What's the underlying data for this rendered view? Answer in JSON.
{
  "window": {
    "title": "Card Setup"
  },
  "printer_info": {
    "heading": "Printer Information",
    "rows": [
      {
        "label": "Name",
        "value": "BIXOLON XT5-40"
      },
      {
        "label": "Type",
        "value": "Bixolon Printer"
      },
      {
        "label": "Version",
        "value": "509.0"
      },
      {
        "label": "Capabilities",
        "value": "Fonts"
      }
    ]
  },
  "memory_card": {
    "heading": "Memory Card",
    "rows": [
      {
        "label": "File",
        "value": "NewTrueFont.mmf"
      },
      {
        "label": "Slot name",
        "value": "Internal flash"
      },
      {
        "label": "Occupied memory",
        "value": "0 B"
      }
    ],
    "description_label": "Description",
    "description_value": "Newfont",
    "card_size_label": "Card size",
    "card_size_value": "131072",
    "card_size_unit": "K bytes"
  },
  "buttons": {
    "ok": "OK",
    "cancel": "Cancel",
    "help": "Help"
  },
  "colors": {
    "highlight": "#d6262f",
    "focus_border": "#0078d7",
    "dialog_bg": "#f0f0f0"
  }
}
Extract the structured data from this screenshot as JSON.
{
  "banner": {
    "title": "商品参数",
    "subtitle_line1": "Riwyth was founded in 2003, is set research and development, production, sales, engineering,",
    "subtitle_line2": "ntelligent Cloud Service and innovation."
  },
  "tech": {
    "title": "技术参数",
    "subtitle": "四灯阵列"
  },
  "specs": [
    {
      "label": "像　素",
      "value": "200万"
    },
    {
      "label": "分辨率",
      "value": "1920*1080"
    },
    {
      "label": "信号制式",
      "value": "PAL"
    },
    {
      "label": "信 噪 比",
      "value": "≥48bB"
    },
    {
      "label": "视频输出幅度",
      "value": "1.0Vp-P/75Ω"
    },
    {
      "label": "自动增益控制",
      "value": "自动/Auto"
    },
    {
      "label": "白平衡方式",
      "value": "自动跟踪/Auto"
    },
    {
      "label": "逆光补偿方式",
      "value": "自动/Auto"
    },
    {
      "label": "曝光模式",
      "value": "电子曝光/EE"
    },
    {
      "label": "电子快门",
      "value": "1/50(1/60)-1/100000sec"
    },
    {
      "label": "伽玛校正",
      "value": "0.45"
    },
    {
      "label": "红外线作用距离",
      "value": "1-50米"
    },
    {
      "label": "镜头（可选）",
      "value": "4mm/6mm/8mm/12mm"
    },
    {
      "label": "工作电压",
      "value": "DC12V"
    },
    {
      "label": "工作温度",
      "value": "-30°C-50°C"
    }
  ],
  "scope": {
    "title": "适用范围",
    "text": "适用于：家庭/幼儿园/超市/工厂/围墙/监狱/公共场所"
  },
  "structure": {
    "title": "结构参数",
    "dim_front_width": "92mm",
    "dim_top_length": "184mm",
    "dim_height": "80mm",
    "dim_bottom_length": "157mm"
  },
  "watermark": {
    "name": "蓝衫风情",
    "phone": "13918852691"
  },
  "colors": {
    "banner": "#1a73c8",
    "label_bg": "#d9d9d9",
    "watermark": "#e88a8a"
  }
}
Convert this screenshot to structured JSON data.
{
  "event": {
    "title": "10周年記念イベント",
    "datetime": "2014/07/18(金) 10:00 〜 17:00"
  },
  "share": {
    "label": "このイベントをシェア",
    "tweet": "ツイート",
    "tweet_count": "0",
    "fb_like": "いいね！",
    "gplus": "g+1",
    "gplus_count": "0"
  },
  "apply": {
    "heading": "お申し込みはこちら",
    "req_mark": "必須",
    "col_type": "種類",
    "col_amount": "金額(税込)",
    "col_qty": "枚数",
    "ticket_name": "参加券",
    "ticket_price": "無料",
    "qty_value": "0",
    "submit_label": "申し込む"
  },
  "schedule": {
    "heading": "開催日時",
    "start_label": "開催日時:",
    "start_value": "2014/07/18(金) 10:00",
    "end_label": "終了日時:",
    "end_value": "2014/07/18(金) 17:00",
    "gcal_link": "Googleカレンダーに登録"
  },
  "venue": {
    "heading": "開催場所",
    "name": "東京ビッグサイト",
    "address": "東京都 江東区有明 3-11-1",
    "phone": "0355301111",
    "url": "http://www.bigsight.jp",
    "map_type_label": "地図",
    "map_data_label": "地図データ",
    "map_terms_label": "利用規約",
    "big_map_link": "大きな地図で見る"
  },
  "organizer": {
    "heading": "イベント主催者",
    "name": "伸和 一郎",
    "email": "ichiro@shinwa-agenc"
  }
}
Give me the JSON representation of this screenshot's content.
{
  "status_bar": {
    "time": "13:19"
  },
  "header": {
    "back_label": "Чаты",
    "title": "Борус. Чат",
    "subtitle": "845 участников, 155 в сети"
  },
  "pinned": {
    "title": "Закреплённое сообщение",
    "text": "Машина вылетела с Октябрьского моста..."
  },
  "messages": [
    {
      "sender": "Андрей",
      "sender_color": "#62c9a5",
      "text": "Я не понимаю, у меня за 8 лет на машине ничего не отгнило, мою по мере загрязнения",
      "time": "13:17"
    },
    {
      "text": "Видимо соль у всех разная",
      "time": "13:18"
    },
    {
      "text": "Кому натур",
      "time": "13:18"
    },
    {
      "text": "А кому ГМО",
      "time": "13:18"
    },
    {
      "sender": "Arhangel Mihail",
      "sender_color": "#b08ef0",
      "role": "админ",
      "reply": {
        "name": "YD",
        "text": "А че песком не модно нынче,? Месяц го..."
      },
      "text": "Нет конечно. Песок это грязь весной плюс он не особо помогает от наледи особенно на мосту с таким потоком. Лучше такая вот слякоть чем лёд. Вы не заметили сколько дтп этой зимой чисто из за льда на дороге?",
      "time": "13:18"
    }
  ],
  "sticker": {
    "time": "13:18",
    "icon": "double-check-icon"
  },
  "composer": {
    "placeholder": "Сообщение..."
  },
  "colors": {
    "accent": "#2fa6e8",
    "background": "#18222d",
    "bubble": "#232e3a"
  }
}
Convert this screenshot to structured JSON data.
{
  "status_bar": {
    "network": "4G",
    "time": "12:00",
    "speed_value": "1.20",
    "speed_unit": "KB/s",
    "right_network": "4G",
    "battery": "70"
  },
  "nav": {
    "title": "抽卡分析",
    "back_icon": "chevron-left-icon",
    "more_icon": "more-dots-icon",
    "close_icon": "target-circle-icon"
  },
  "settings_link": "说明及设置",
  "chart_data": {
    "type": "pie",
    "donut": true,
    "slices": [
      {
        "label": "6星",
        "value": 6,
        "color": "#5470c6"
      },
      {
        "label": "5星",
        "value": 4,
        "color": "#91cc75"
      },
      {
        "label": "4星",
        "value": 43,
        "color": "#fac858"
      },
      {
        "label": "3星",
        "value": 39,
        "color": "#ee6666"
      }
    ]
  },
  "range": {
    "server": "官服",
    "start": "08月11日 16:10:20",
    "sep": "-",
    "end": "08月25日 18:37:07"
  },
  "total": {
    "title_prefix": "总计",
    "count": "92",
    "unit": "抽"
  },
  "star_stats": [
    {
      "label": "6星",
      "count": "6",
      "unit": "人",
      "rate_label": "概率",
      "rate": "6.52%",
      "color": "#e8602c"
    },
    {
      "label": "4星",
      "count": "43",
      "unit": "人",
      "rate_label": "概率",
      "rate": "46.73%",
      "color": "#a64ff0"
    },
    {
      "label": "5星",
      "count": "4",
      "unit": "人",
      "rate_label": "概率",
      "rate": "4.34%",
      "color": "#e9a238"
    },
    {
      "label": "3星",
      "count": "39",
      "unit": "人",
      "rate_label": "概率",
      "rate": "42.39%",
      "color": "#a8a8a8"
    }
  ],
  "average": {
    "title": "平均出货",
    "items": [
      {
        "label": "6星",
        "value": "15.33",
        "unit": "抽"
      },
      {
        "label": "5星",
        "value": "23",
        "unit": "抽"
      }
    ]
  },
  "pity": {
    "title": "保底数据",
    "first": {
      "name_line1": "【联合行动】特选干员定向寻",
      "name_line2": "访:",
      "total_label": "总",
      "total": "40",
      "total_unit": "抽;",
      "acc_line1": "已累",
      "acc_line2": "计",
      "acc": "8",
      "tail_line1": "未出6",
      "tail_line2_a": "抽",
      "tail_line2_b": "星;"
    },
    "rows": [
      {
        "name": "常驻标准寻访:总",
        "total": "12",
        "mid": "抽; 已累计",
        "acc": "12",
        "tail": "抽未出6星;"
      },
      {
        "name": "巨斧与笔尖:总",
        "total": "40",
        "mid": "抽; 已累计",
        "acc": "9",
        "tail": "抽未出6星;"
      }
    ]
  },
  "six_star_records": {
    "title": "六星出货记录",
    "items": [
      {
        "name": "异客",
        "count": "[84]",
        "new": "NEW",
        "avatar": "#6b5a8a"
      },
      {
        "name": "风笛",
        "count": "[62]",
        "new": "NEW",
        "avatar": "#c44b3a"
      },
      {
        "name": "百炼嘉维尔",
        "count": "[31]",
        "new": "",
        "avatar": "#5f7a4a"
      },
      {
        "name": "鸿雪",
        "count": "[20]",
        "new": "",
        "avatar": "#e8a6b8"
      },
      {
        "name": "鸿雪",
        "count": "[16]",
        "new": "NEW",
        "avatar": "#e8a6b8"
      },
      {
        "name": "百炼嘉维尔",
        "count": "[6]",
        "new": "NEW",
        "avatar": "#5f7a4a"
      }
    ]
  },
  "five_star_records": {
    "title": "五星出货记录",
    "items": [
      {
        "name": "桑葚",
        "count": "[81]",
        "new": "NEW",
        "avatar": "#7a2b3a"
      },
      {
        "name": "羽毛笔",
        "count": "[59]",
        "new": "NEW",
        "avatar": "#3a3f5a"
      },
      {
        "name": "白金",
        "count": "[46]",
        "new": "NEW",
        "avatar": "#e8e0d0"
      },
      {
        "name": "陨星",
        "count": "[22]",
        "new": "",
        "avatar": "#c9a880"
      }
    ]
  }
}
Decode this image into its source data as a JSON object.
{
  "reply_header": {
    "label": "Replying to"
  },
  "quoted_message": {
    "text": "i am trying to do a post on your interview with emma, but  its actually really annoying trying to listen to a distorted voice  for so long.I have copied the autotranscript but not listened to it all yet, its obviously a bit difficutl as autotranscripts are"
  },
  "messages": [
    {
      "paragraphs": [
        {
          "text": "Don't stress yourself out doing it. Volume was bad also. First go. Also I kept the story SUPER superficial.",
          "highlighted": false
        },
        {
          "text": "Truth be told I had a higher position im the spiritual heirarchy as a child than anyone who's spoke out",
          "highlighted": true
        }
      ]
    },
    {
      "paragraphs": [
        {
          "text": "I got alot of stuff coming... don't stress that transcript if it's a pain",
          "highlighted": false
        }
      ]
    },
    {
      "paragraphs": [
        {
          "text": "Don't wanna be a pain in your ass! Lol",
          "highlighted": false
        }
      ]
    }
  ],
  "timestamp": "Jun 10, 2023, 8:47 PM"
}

## The problem
Select every line of the material above holding the word "screenshot" and copy it.

## Solution to this task
Extract the structured data from this screenshot as JSON.
Convert this screenshot to structured JSON data.
Give me the JSON representation of this screenshot's content.
Convert this screenshot to structured JSON data.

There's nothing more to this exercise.